AIM:
From the reply about strange caching failures, extract the passage starting at "Well, this only" up to and including "very useful.".

ARTICLE:
◇ ◇ ◇ ◇
[OpenAFS] Re: Strange caching failures

Andrew Deason adeason@sinenomine.net
Fri, 8 Mar 2013 09:53:37 -0600

On Fri, 8 Mar 2013 11:05:44 +0100
Stephan Wonczak <wonczak@uni-koeln.de> wrote:

>    My colleagues did exactly that - thanks for the tip!
>    The generated dump is available for download at
> http://www.uni-koeln.de/~a0033/afs_fstrace.tgz

Well, this only shows about 6 seconds of activity around 09:12. We
probably need to capture information at the time the "missed change"
occurred. From the given logs, I assume that Zeitstempel represents the
time the file was updated, and all of the Ausgabe's represents the mtime
of the file on each of the other clients. So in that case, the capture
time is not close to the time the file changed, so it's probably not
very useful.

So, in order to capture that, you either need to run the 'fstrace dump'
within a few seconds of the missed update, or run the "continuous
capture" alternative I listed earlier.
◇ ◇ ◇ ◇
RAW RECORDS:
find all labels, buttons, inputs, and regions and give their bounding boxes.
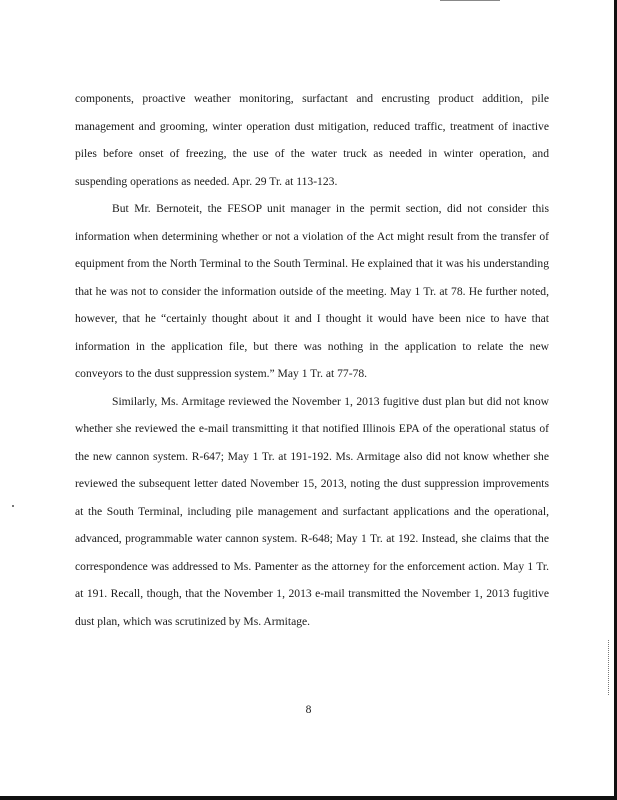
- paragraph-continuation: components, proactive weather monitoring, surfactant and encrusting product addition, pile management and grooming, winter operation dust mitigation, reduced traffic, treatment of inactive piles before onset of freezing, the use of the water truck as needed in winter operation, and suspending operations as needed. Apr. 29 Tr. at 113-123.: [75, 92, 549, 188]
- scan-artifact-left: [12, 505, 14, 507]
- scan-edge-bottom: [0, 796, 617, 800]
- body-text: [75, 85, 549, 635]
- scan-artifact-right: [608, 640, 610, 695]
- paragraph-armitage: Similarly, Ms. Armitage reviewed the November 1, 2013 fugitive dust plan but did not know whether she reviewed the e-mail transmitting it that notified Illinois EPA of the operational status of the new cannon system. R-647; May 1 Tr. at 191-192. Ms. Armitage also did not know whether she reviewed the subsequent letter dated November 15, 2013, noting the dust suppression improvements at the South Terminal, including pile management and surfactant applications and the operational, advanced, programmable water cannon system. R-648; May 1 Tr. at 192. Instead, she claims that the correspondence was addressed to Ms. Pamenter as the attorney for the enforcement action. May 1 Tr. at 191. Recall, though, that the November 1, 2013 e-mail transmitted the November 1, 2013 fugitive dust plan, which was scrutinized by Ms. Armitage.: [75, 394, 549, 628]
- scan-artifact-top: [440, 0, 500, 1]
- paragraph-bernoteit: But Mr. Bernoteit, the FESOP unit manager in the permit section, did not consider this information when determining whether or not a violation of the Act might result from the transfer of equipment from the North Terminal to the South Terminal. He explained that it was his understanding that he was not to consider the information outside of the meeting. May 1 Tr. at 78. He further noted, however, that he “certainly thought about it and I thought it would have been nice to have that information in the application file, but there was nothing in the application to relate the new conveyors to the dust suppression system.” May 1 Tr. at 77-78.: [75, 202, 549, 380]
- page-number: 8: [305, 703, 312, 716]
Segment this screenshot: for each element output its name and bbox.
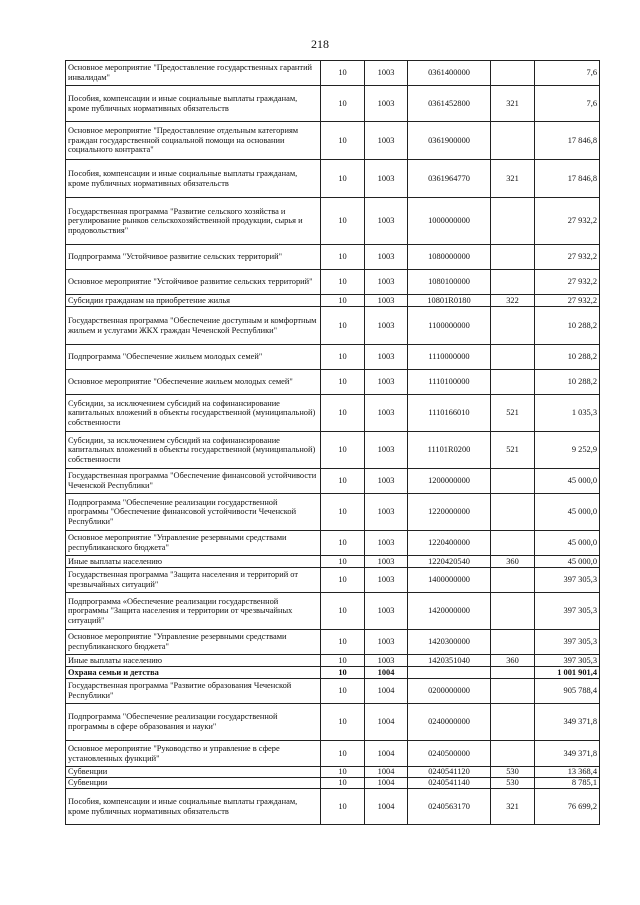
cell-name: Подпрограмма "Обеспечение реализации государственной программы "Обеспечение финансовой устойчивости Чеченской Республики": [66, 494, 321, 531]
cell-name: Основное мероприятие "Предоставление отдельным категориям граждан государственной социальной помощи на основании социального контракта": [66, 122, 321, 160]
cell-subsection: 1004: [365, 741, 408, 767]
cell-section: 10: [321, 704, 365, 741]
cell-target-article: 0240500000: [408, 741, 491, 767]
cell-expense-type: [491, 345, 535, 370]
cell-name: Пособия, компенсации и иные социальные выплаты гражданам, кроме публичных нормативных обязательств: [66, 86, 321, 122]
cell-name: Основное мероприятие "Устойчивое развитие сельских территорий": [66, 270, 321, 295]
cell-subsection: 1003: [365, 160, 408, 198]
cell-expense-type: 322: [491, 295, 535, 307]
cell-expense-type: 360: [491, 556, 535, 568]
cell-name: Основное мероприятие "Обеспечение жильем молодых семей": [66, 370, 321, 395]
cell-expense-type: 521: [491, 395, 535, 432]
cell-name: Субсидии гражданам на приобретение жилья: [66, 295, 321, 307]
table-row: [66, 86, 600, 122]
cell-name: Субсидии, за исключением субсидий на софинансирование капитальных вложений в объекты государственной (муниципальной) собственности: [66, 432, 321, 469]
cell-name: Охрана семьи и детства: [66, 667, 321, 679]
cell-target-article: 1220000000: [408, 494, 491, 531]
table-row: [66, 122, 600, 160]
cell-expense-type: [491, 469, 535, 494]
cell-target-article: 0361964770: [408, 160, 491, 198]
cell-expense-type: [491, 122, 535, 160]
table-row: [66, 270, 600, 295]
cell-subsection: 1004: [365, 667, 408, 679]
cell-target-article: 1100000000: [408, 307, 491, 345]
cell-expense-type: 530: [491, 767, 535, 778]
table-row: [66, 245, 600, 270]
table-row: [66, 704, 600, 741]
page-number: 218: [311, 37, 329, 51]
cell-name: Подпрограмма "Обеспечение реализации государственной программы в сфере образования и науки": [66, 704, 321, 741]
table-row: [66, 198, 600, 245]
cell-section: 10: [321, 789, 365, 825]
cell-name: Государственная программа "Обеспечение доступным и комфортным жильем и услугами ЖКХ граждан Чеченской Республики": [66, 307, 321, 345]
cell-target-article: 1420300000: [408, 630, 491, 655]
cell-target-article: 1110166010: [408, 395, 491, 432]
cell-subsection: 1003: [365, 469, 408, 494]
cell-section: 10: [321, 593, 365, 630]
cell-subsection: 1003: [365, 630, 408, 655]
cell-amount: 13 368,4: [535, 767, 600, 778]
budget-table-body: [66, 61, 600, 825]
cell-target-article: 1110100000: [408, 370, 491, 395]
cell-section: 10: [321, 778, 365, 789]
cell-section: 10: [321, 432, 365, 469]
table-row: [66, 307, 600, 345]
cell-target-article: [408, 667, 491, 679]
cell-name: Основное мероприятие "Руководство и управление в сфере установленных функций": [66, 741, 321, 767]
cell-subsection: 1004: [365, 767, 408, 778]
cell-target-article: 11101R0200: [408, 432, 491, 469]
cell-expense-type: [491, 531, 535, 556]
cell-target-article: 1220400000: [408, 531, 491, 556]
cell-amount: 349 371,8: [535, 741, 600, 767]
cell-target-article: 0240541140: [408, 778, 491, 789]
cell-amount: 17 846,8: [535, 122, 600, 160]
cell-expense-type: [491, 667, 535, 679]
cell-expense-type: [491, 61, 535, 86]
cell-target-article: 0361452800: [408, 86, 491, 122]
table-row: [66, 370, 600, 395]
cell-expense-type: [491, 593, 535, 630]
cell-expense-type: [491, 370, 535, 395]
cell-amount: 349 371,8: [535, 704, 600, 741]
cell-amount: 10 288,2: [535, 307, 600, 345]
table-row: [66, 469, 600, 494]
table-row: [66, 789, 600, 825]
cell-expense-type: [491, 198, 535, 245]
cell-amount: 45 000,0: [535, 494, 600, 531]
table-row: [66, 295, 600, 307]
cell-amount: 397 305,3: [535, 568, 600, 593]
cell-target-article: 1000000000: [408, 198, 491, 245]
cell-subsection: 1004: [365, 704, 408, 741]
cell-expense-type: 360: [491, 655, 535, 667]
cell-target-article: 0240563170: [408, 789, 491, 825]
cell-amount: 397 305,3: [535, 655, 600, 667]
cell-section: 10: [321, 122, 365, 160]
cell-subsection: 1003: [365, 494, 408, 531]
cell-amount: 397 305,3: [535, 630, 600, 655]
cell-name: Подпрограмма "Обеспечение жильем молодых семей": [66, 345, 321, 370]
cell-name: Субсидии, за исключением субсидий на софинансирование капитальных вложений в объекты государственной (муниципальной) собственности: [66, 395, 321, 432]
cell-expense-type: 321: [491, 789, 535, 825]
cell-amount: 27 932,2: [535, 295, 600, 307]
cell-subsection: 1003: [365, 370, 408, 395]
table-row: [66, 556, 600, 568]
cell-target-article: 1080000000: [408, 245, 491, 270]
table-row: [66, 593, 600, 630]
cell-subsection: 1003: [365, 295, 408, 307]
cell-name: Субвенции: [66, 767, 321, 778]
cell-amount: 1 001 901,4: [535, 667, 600, 679]
cell-section: 10: [321, 655, 365, 667]
cell-amount: 27 932,2: [535, 245, 600, 270]
cell-amount: 905 788,4: [535, 679, 600, 704]
table-row: [66, 630, 600, 655]
cell-name: Основное мероприятие "Управление резервными средствами республиканского бюджета": [66, 531, 321, 556]
table-row: [66, 61, 600, 86]
cell-amount: 9 252,9: [535, 432, 600, 469]
cell-section: 10: [321, 568, 365, 593]
table-row: [66, 778, 600, 789]
cell-name: Государственная программа "Обеспечение финансовой устойчивости Чеченской Республики": [66, 469, 321, 494]
cell-expense-type: [491, 630, 535, 655]
cell-name: Государственная программа "Развитие образования Чеченской Республики": [66, 679, 321, 704]
cell-expense-type: 521: [491, 432, 535, 469]
cell-expense-type: 530: [491, 778, 535, 789]
cell-amount: 7,6: [535, 61, 600, 86]
cell-section: 10: [321, 61, 365, 86]
cell-target-article: 0240541120: [408, 767, 491, 778]
cell-amount: 397 305,3: [535, 593, 600, 630]
cell-section: 10: [321, 270, 365, 295]
table-row: [66, 432, 600, 469]
cell-subsection: 1003: [365, 61, 408, 86]
cell-amount: 27 932,2: [535, 198, 600, 245]
cell-name: Основное мероприятие "Предоставление государственных гарантий инвалидам": [66, 61, 321, 86]
cell-name: Пособия, компенсации и иные социальные выплаты гражданам, кроме публичных нормативных обязательств: [66, 789, 321, 825]
cell-expense-type: 321: [491, 160, 535, 198]
cell-expense-type: [491, 741, 535, 767]
cell-subsection: 1003: [365, 122, 408, 160]
table-row: [66, 531, 600, 556]
cell-target-article: 1400000000: [408, 568, 491, 593]
cell-expense-type: [491, 245, 535, 270]
budget-table: [65, 60, 600, 825]
cell-subsection: 1003: [365, 432, 408, 469]
cell-name: Субвенции: [66, 778, 321, 789]
cell-name: Основное мероприятие "Управление резервными средствами республиканского бюджета": [66, 630, 321, 655]
cell-subsection: 1003: [365, 86, 408, 122]
cell-section: 10: [321, 307, 365, 345]
cell-expense-type: [491, 568, 535, 593]
cell-target-article: 0240000000: [408, 704, 491, 741]
cell-section: 10: [321, 345, 365, 370]
table-row: [66, 345, 600, 370]
cell-section: 10: [321, 370, 365, 395]
cell-subsection: 1003: [365, 245, 408, 270]
cell-amount: 45 000,0: [535, 556, 600, 568]
cell-expense-type: [491, 307, 535, 345]
cell-name: Подпрограмма «Обеспечение реализации государственной программы "Защита населения и территории от чрезвычайных ситуаций": [66, 593, 321, 630]
cell-subsection: 1003: [365, 270, 408, 295]
cell-amount: 45 000,0: [535, 531, 600, 556]
cell-subsection: 1003: [365, 531, 408, 556]
table-row: [66, 741, 600, 767]
cell-target-article: 1420000000: [408, 593, 491, 630]
cell-amount: 10 288,2: [535, 345, 600, 370]
cell-name: Пособия, компенсации и иные социальные выплаты гражданам, кроме публичных нормативных обязательств: [66, 160, 321, 198]
cell-name: Государственная программа "Защита населения и территорий от чрезвычайных ситуаций": [66, 568, 321, 593]
cell-amount: 7,6: [535, 86, 600, 122]
table-row: [66, 667, 600, 679]
cell-section: 10: [321, 245, 365, 270]
cell-section: 10: [321, 741, 365, 767]
cell-subsection: 1003: [365, 556, 408, 568]
table-row: [66, 568, 600, 593]
cell-amount: 27 932,2: [535, 270, 600, 295]
cell-target-article: 1200000000: [408, 469, 491, 494]
table-row: [66, 679, 600, 704]
cell-section: 10: [321, 198, 365, 245]
table-row: [66, 767, 600, 778]
cell-name: Государственная программа "Развитие сельского хозяйства и регулирование рынков сельскохозяйственной продукции, сырья и продовольствия": [66, 198, 321, 245]
cell-target-article: 0200000000: [408, 679, 491, 704]
cell-subsection: 1004: [365, 679, 408, 704]
cell-target-article: 0361900000: [408, 122, 491, 160]
cell-name: Подпрограмма "Устойчивое развитие сельских территорий": [66, 245, 321, 270]
cell-target-article: 0361400000: [408, 61, 491, 86]
cell-section: 10: [321, 494, 365, 531]
cell-section: 10: [321, 679, 365, 704]
cell-expense-type: 321: [491, 86, 535, 122]
cell-section: 10: [321, 86, 365, 122]
cell-target-article: 1110000000: [408, 345, 491, 370]
cell-target-article: 1420351040: [408, 655, 491, 667]
cell-section: 10: [321, 556, 365, 568]
cell-subsection: 1003: [365, 568, 408, 593]
cell-subsection: 1003: [365, 593, 408, 630]
cell-expense-type: [491, 494, 535, 531]
table-row: [66, 655, 600, 667]
table-row: [66, 160, 600, 198]
table-row: [66, 494, 600, 531]
cell-section: 10: [321, 667, 365, 679]
cell-amount: 10 288,2: [535, 370, 600, 395]
cell-subsection: 1003: [365, 198, 408, 245]
cell-amount: 8 785,1: [535, 778, 600, 789]
cell-section: 10: [321, 531, 365, 556]
cell-amount: 45 000,0: [535, 469, 600, 494]
cell-section: 10: [321, 630, 365, 655]
cell-section: 10: [321, 295, 365, 307]
cell-expense-type: [491, 270, 535, 295]
cell-section: 10: [321, 395, 365, 432]
cell-target-article: 1220420540: [408, 556, 491, 568]
cell-subsection: 1003: [365, 395, 408, 432]
cell-target-article: 1080100000: [408, 270, 491, 295]
table-row: [66, 395, 600, 432]
cell-section: 10: [321, 160, 365, 198]
cell-section: 10: [321, 469, 365, 494]
cell-section: 10: [321, 767, 365, 778]
cell-subsection: 1004: [365, 789, 408, 825]
cell-expense-type: [491, 704, 535, 741]
cell-subsection: 1004: [365, 778, 408, 789]
cell-subsection: 1003: [365, 655, 408, 667]
cell-name: Иные выплаты населению: [66, 556, 321, 568]
cell-subsection: 1003: [365, 345, 408, 370]
cell-amount: 1 035,3: [535, 395, 600, 432]
cell-target-article: 10801R0180: [408, 295, 491, 307]
cell-name: Иные выплаты населению: [66, 655, 321, 667]
cell-subsection: 1003: [365, 307, 408, 345]
cell-amount: 76 699,2: [535, 789, 600, 825]
cell-amount: 17 846,8: [535, 160, 600, 198]
cell-expense-type: [491, 679, 535, 704]
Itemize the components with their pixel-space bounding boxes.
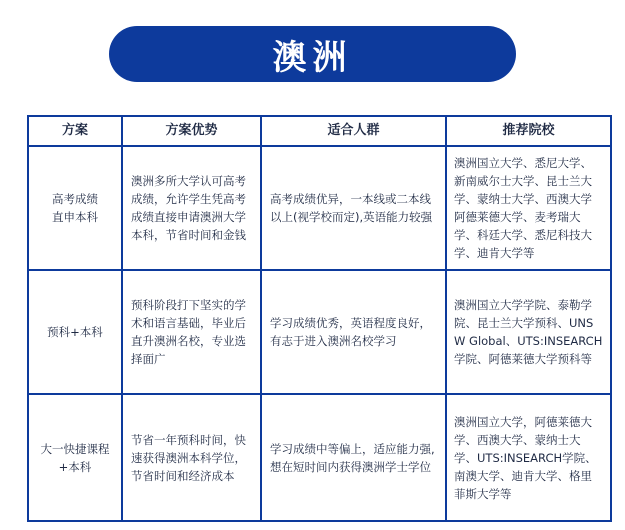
◇ ◇ ◇ ◇
SOLUTION BELOW:
Well, this only shows about 6 seconds of activity around 09:12. We
probably need to capture information at the time the "missed change"
occurred. From the given logs, I assume that Zeitstempel represents the
time the file was updated, and all of the Ausgabe's represents the mtime
of the file on each of the other clients. So in that case, the capture
time is not close to the time the file changed, so it's probably not
very useful.